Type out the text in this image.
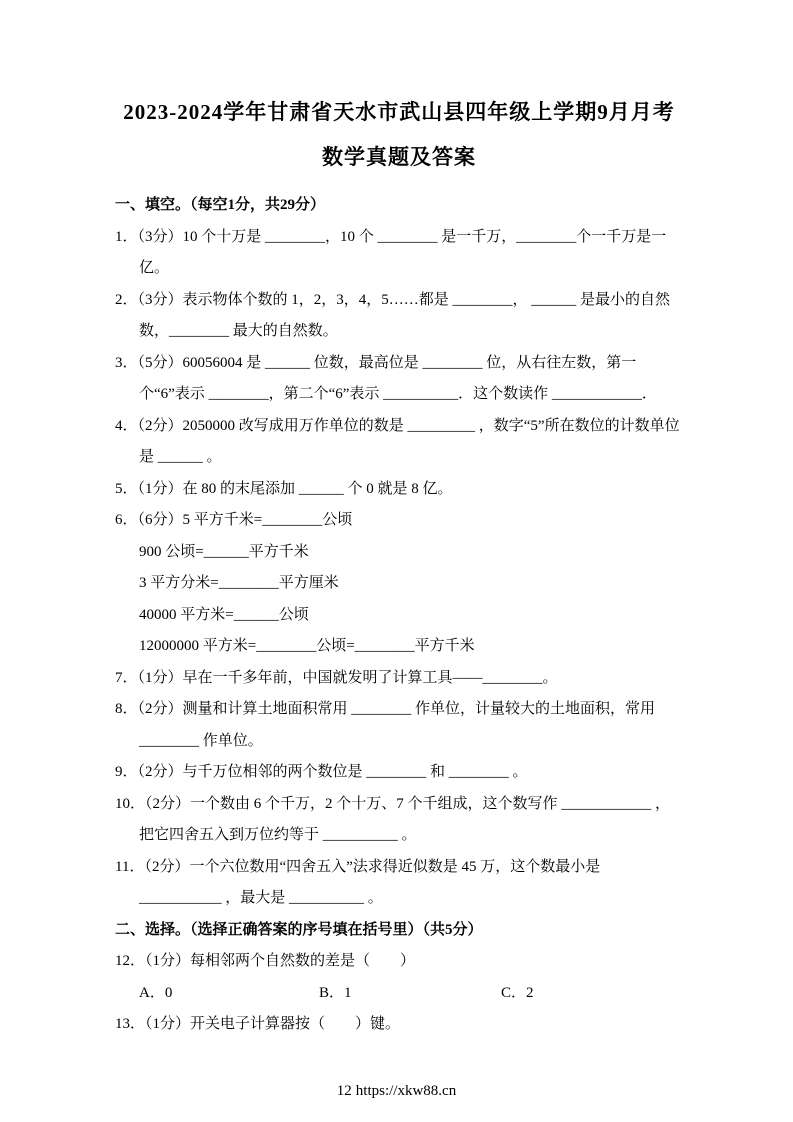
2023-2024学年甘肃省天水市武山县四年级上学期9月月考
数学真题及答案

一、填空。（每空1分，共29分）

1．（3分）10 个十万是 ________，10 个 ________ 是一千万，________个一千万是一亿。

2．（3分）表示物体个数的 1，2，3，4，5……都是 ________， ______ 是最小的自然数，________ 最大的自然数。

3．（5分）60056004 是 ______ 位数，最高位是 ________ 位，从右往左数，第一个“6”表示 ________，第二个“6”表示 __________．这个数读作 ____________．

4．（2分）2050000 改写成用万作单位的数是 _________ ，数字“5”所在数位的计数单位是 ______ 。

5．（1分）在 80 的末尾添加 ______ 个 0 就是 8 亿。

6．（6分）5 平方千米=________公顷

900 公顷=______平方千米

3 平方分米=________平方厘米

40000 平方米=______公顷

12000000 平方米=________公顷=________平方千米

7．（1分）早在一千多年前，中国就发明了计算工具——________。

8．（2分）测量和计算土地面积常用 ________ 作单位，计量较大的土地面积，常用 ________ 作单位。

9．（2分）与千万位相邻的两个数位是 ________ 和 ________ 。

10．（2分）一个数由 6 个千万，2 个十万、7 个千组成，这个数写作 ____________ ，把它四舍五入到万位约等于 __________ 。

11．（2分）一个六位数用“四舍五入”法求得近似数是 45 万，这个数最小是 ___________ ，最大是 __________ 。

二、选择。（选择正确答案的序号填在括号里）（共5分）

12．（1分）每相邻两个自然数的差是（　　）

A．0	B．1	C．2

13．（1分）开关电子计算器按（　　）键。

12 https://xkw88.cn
-------------------------
▸ **Given exercise**: In the copy, include no pictures; restate the listing above exactly.

▸ **Completed exercise**:
Type out the text in this image.
2023-2024学年甘肃省天水市武山县四年级上学期9月月考
数学真题及答案

一、填空。（每空1分，共29分）

1．（3分）10 个十万是 ________，10 个 ________ 是一千万，________个一千万是一亿。

2．（3分）表示物体个数的 1，2，3，4，5……都是 ________， ______ 是最小的自然数，________ 最大的自然数。

3．（5分）60056004 是 ______ 位数，最高位是 ________ 位，从右往左数，第一个“6”表示 ________，第二个“6”表示 __________．这个数读作 ____________．

4．（2分）2050000 改写成用万作单位的数是 _________ ，数字“5”所在数位的计数单位是 ______ 。

5．（1分）在 80 的末尾添加 ______ 个 0 就是 8 亿。

6．（6分）5 平方千米=________公顷

900 公顷=______平方千米

3 平方分米=________平方厘米

40000 平方米=______公顷

12000000 平方米=________公顷=________平方千米

7．（1分）早在一千多年前，中国就发明了计算工具——________。

8．（2分）测量和计算土地面积常用 ________ 作单位，计量较大的土地面积，常用 ________ 作单位。

9．（2分）与千万位相邻的两个数位是 ________ 和 ________ 。

10．（2分）一个数由 6 个千万，2 个十万、7 个千组成，这个数写作 ____________ ，把它四舍五入到万位约等于 __________ 。

11．（2分）一个六位数用“四舍五入”法求得近似数是 45 万，这个数最小是 ___________ ，最大是 __________ 。

二、选择。（选择正确答案的序号填在括号里）（共5分）

12．（1分）每相邻两个自然数的差是（　　）

A．0	B．1	C．2

13．（1分）开关电子计算器按（　　）键。

12 https://xkw88.cn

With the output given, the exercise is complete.